Show all lines from the data that include the word "asset".

<<<<

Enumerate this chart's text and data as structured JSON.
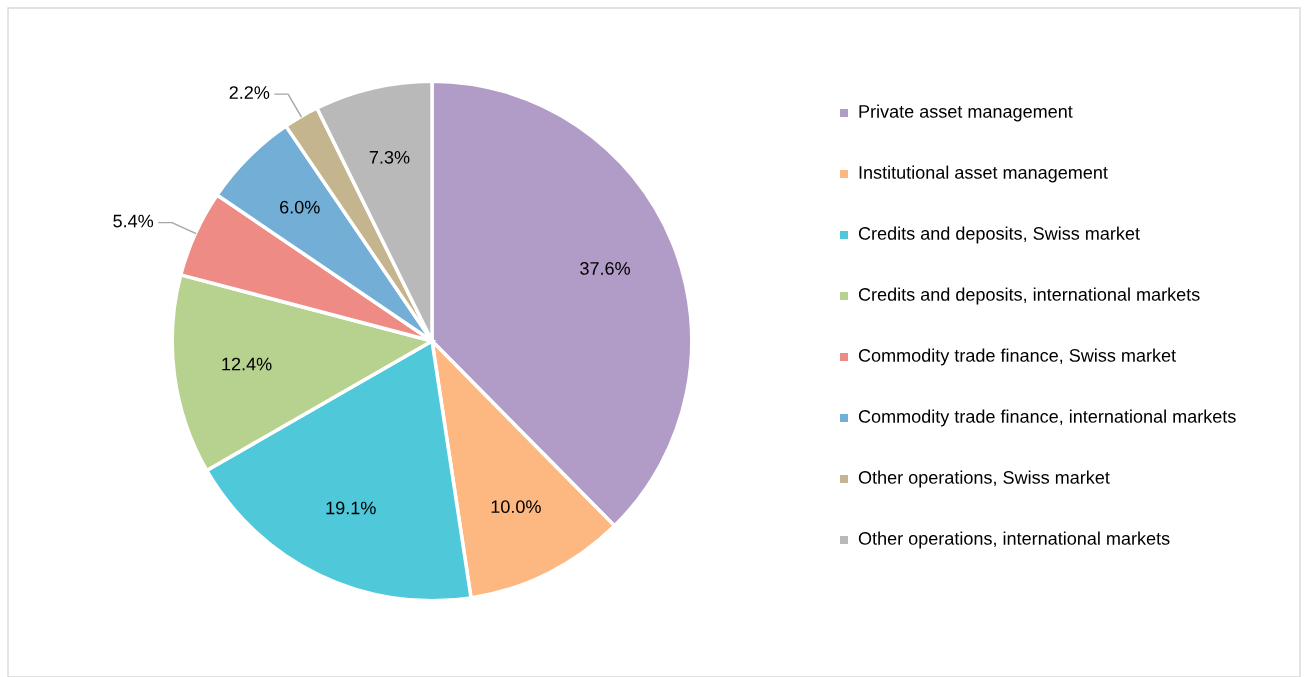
{
  "chart_data": {
    "type": "pie",
    "categories": [
      "Private asset management",
      "Institutional asset management",
      "Credits and deposits, Swiss market",
      "Credits and deposits, international markets",
      "Commodity trade finance, Swiss market",
      "Commodity trade finance, international markets",
      "Other operations, Swiss market",
      "Other operations, international markets"
    ],
    "values": [
      37.6,
      10.0,
      19.1,
      12.4,
      5.4,
      6.0,
      2.2,
      7.3
    ],
    "value_labels": [
      "37.6%",
      "10.0%",
      "19.1%",
      "12.4%",
      "5.4%",
      "6.0%",
      "2.2%",
      "7.3%"
    ],
    "colors": [
      "#b19cc7",
      "#fdb881",
      "#4fc8da",
      "#b7d18f",
      "#ef8b85",
      "#73aed6",
      "#c4b58e",
      "#b9b9b9"
    ],
    "legend": "right"
  }
}
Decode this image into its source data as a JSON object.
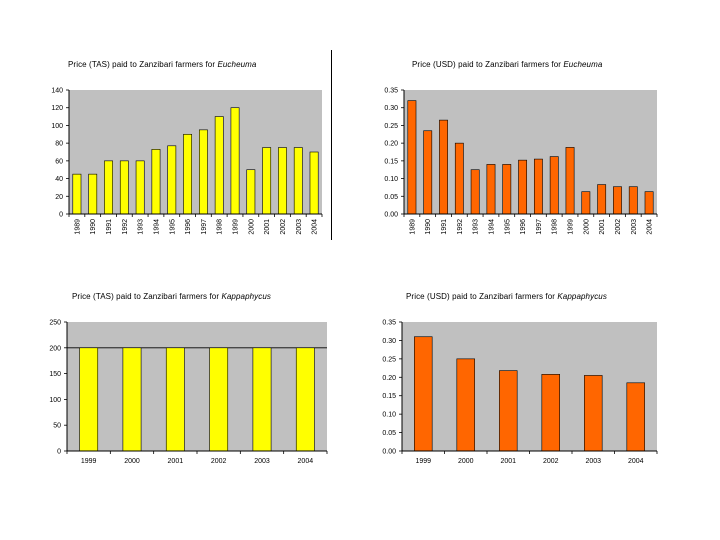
{
  "colors": {
    "plot_bg": "#c0c0c0",
    "yellow": "#ffff00",
    "orange": "#ff6600",
    "axis": "#000000"
  },
  "chart_data": [
    {
      "id": "tas-eucheuma",
      "type": "bar",
      "title_prefix": "Price (TAS) paid to Zanzibari farmers for ",
      "title_species": "Eucheuma",
      "categories": [
        "1989",
        "1990",
        "1991",
        "1992",
        "1993",
        "1994",
        "1995",
        "1996",
        "1997",
        "1998",
        "1999",
        "2000",
        "2001",
        "2002",
        "2003",
        "2004"
      ],
      "values": [
        45,
        45,
        60,
        60,
        60,
        73,
        77,
        90,
        95,
        110,
        120,
        50,
        75,
        75,
        75,
        70
      ],
      "ylim": [
        0,
        140
      ],
      "yticks": [
        "0",
        "20",
        "40",
        "60",
        "80",
        "100",
        "120",
        "140"
      ],
      "xlabel": "",
      "ylabel": "",
      "bar_color": "yellow",
      "xlabel_rotated": true,
      "gridline": null
    },
    {
      "id": "usd-eucheuma",
      "type": "bar",
      "title_prefix": "Price (USD) paid to Zanzibari farmers for ",
      "title_species": "Eucheuma",
      "categories": [
        "1989",
        "1990",
        "1991",
        "1992",
        "1993",
        "1994",
        "1995",
        "1996",
        "1997",
        "1998",
        "1999",
        "2000",
        "2001",
        "2002",
        "2003",
        "2004"
      ],
      "values": [
        0.32,
        0.235,
        0.265,
        0.2,
        0.125,
        0.14,
        0.14,
        0.152,
        0.155,
        0.162,
        0.188,
        0.063,
        0.083,
        0.077,
        0.077,
        0.063
      ],
      "ylim": [
        0,
        0.35
      ],
      "yticks": [
        "0.00",
        "0.05",
        "0.10",
        "0.15",
        "0.20",
        "0.25",
        "0.30",
        "0.35"
      ],
      "xlabel": "",
      "ylabel": "",
      "bar_color": "orange",
      "xlabel_rotated": true,
      "gridline": null
    },
    {
      "id": "tas-kappaphycus",
      "type": "bar",
      "title_prefix": "Price (TAS) paid to Zanzibari farmers for ",
      "title_species": "Kappaphycus",
      "categories": [
        "1999",
        "2000",
        "2001",
        "2002",
        "2003",
        "2004"
      ],
      "values": [
        200,
        200,
        200,
        200,
        200,
        200
      ],
      "ylim": [
        0,
        250
      ],
      "yticks": [
        "0",
        "50",
        "100",
        "150",
        "200",
        "250"
      ],
      "xlabel": "",
      "ylabel": "",
      "bar_color": "yellow",
      "xlabel_rotated": false,
      "gridline": 200
    },
    {
      "id": "usd-kappaphycus",
      "type": "bar",
      "title_prefix": "Price (USD) paid to Zanzibari farmers for ",
      "title_species": "Kappaphycus",
      "categories": [
        "1999",
        "2000",
        "2001",
        "2002",
        "2003",
        "2004"
      ],
      "values": [
        0.31,
        0.25,
        0.218,
        0.208,
        0.205,
        0.185
      ],
      "ylim": [
        0,
        0.35
      ],
      "yticks": [
        "0.00",
        "0.05",
        "0.10",
        "0.15",
        "0.20",
        "0.25",
        "0.30",
        "0.35"
      ],
      "xlabel": "",
      "ylabel": "",
      "bar_color": "orange",
      "xlabel_rotated": false,
      "gridline": null
    }
  ]
}
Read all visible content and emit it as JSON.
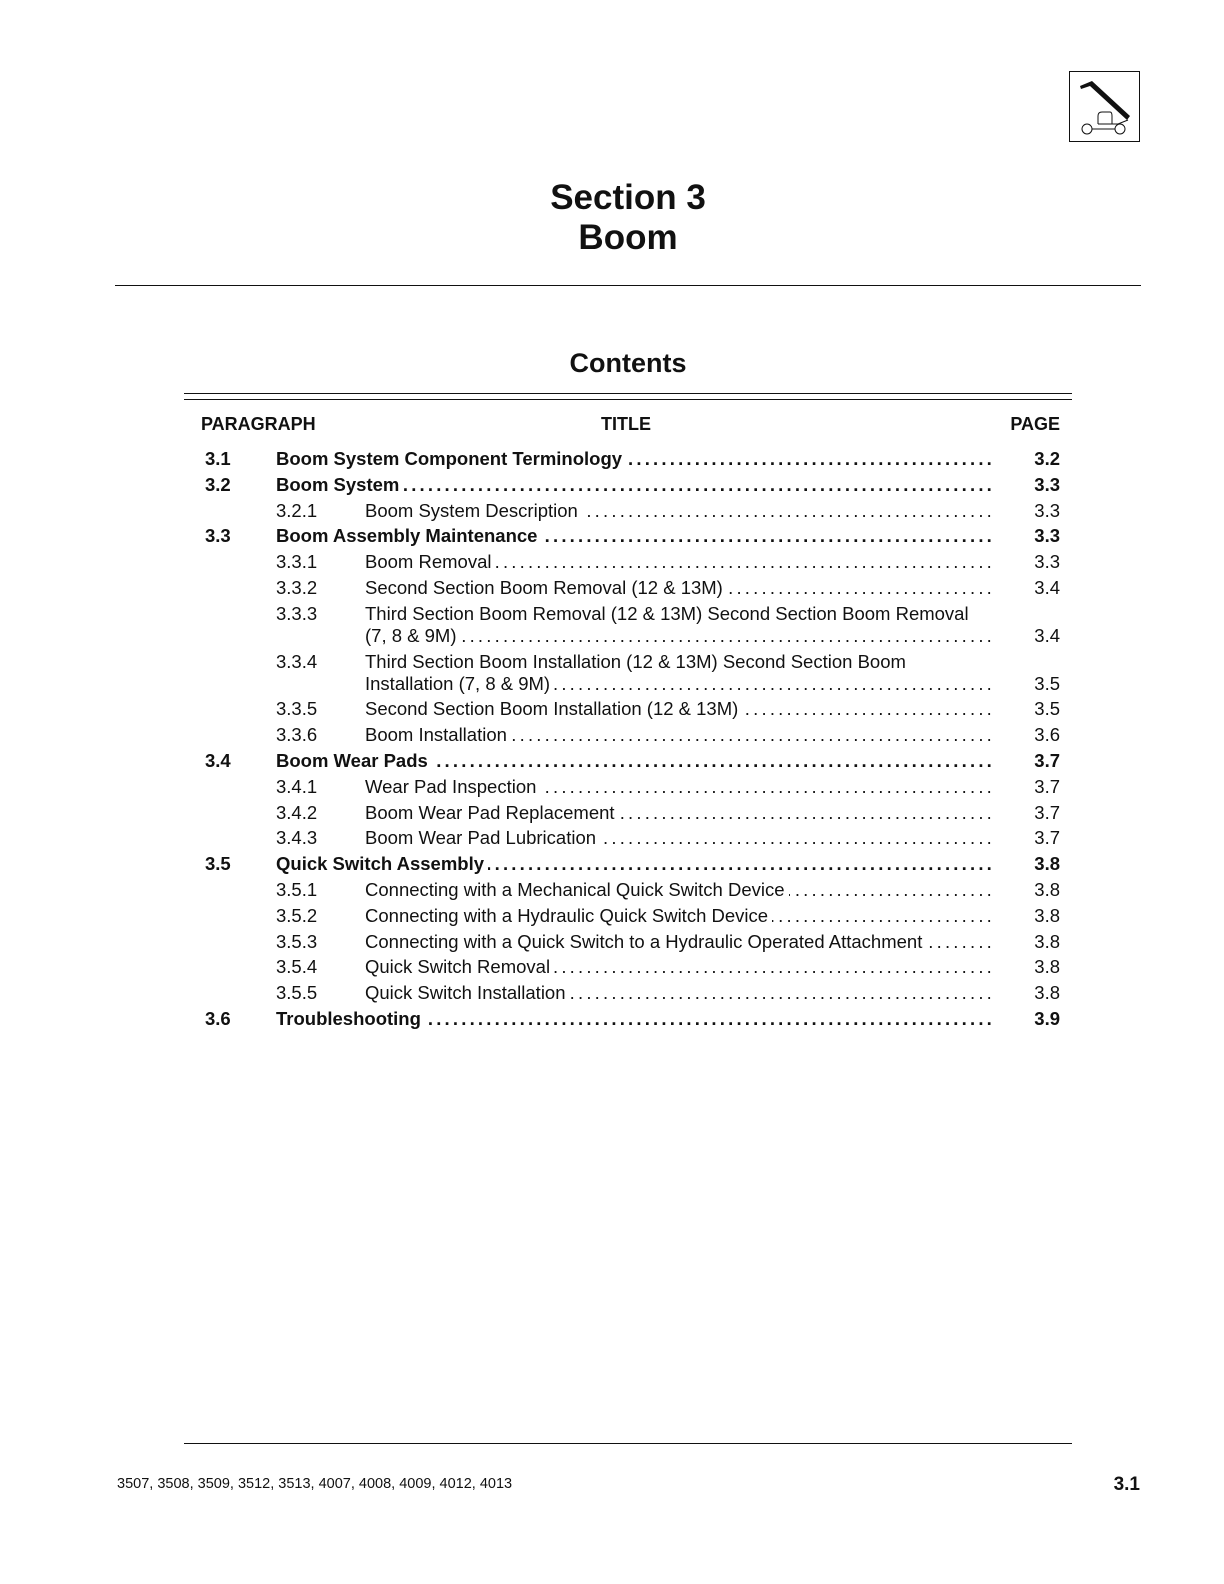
{
  "header": {
    "title_line1": "Section 3",
    "title_line2": "Boom",
    "logo_icon": "telehandler-boom-icon"
  },
  "contents": {
    "heading": "Contents",
    "columns": {
      "paragraph": "PARAGRAPH",
      "title": "TITLE",
      "page": "PAGE"
    },
    "entries": [
      {
        "level": "main",
        "para": "3.1",
        "title": "Boom System Component Terminology",
        "page": "3.2"
      },
      {
        "level": "main",
        "para": "3.2",
        "title": "Boom System",
        "page": "3.3"
      },
      {
        "level": "sub",
        "para": "3.2.1",
        "title": "Boom System Description",
        "page": "3.3"
      },
      {
        "level": "main",
        "para": "3.3",
        "title": "Boom Assembly Maintenance",
        "page": "3.3"
      },
      {
        "level": "sub",
        "para": "3.3.1",
        "title": "Boom Removal",
        "page": "3.3"
      },
      {
        "level": "sub",
        "para": "3.3.2",
        "title": "Second Section Boom Removal (12 & 13M)",
        "page": "3.4"
      },
      {
        "level": "sub",
        "para": "3.3.3",
        "title": "Third Section Boom Removal (12 & 13M) Second Section Boom Removal (7, 8 & 9M)",
        "page": "3.4"
      },
      {
        "level": "sub",
        "para": "3.3.4",
        "title": "Third Section Boom Installation (12 & 13M) Second Section Boom Installation (7, 8 & 9M)",
        "page": "3.5"
      },
      {
        "level": "sub",
        "para": "3.3.5",
        "title": "Second Section Boom Installation (12 & 13M)",
        "page": "3.5"
      },
      {
        "level": "sub",
        "para": "3.3.6",
        "title": "Boom Installation",
        "page": "3.6"
      },
      {
        "level": "main",
        "para": "3.4",
        "title": "Boom Wear Pads",
        "page": "3.7"
      },
      {
        "level": "sub",
        "para": "3.4.1",
        "title": "Wear Pad Inspection",
        "page": "3.7"
      },
      {
        "level": "sub",
        "para": "3.4.2",
        "title": "Boom Wear Pad Replacement",
        "page": "3.7"
      },
      {
        "level": "sub",
        "para": "3.4.3",
        "title": "Boom Wear Pad Lubrication",
        "page": "3.7"
      },
      {
        "level": "main",
        "para": "3.5",
        "title": "Quick Switch Assembly",
        "page": "3.8"
      },
      {
        "level": "sub",
        "para": "3.5.1",
        "title": "Connecting with a Mechanical Quick Switch Device",
        "page": "3.8"
      },
      {
        "level": "sub",
        "para": "3.5.2",
        "title": "Connecting with a Hydraulic Quick Switch Device",
        "page": "3.8"
      },
      {
        "level": "sub",
        "para": "3.5.3",
        "title": "Connecting with a Quick Switch to a Hydraulic Operated Attachment",
        "page": "3.8"
      },
      {
        "level": "sub",
        "para": "3.5.4",
        "title": "Quick Switch Removal",
        "page": "3.8"
      },
      {
        "level": "sub",
        "para": "3.5.5",
        "title": "Quick Switch Installation",
        "page": "3.8"
      },
      {
        "level": "main",
        "para": "3.6",
        "title": "Troubleshooting",
        "page": "3.9"
      }
    ]
  },
  "footer": {
    "models": "3507, 3508, 3509, 3512, 3513, 4007, 4008, 4009, 4012, 4013",
    "page_number": "3.1"
  }
}
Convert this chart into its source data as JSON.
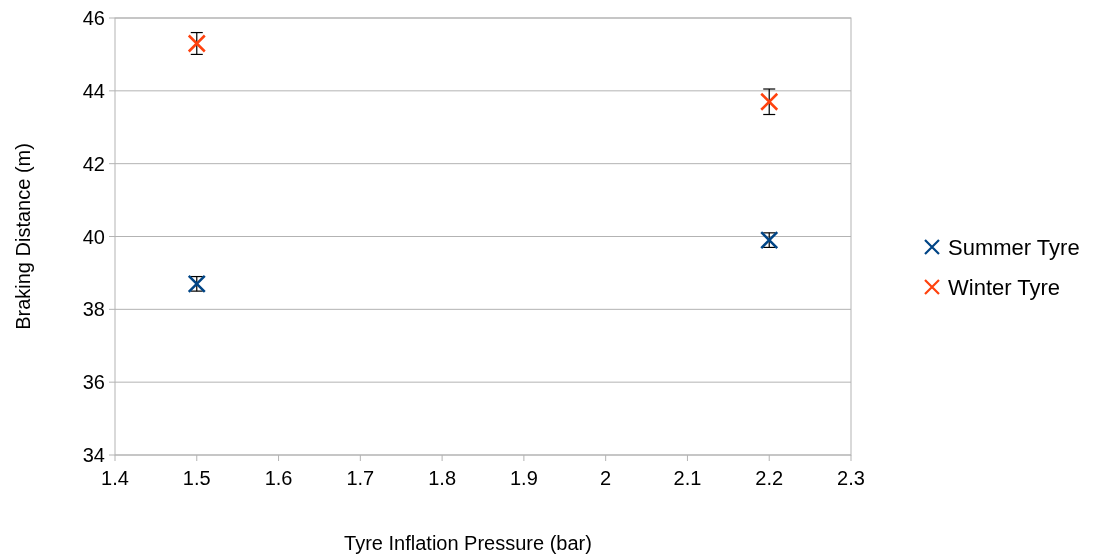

>>>>

## Answer to the problem
      "Private asset management",
      "Institutional asset management",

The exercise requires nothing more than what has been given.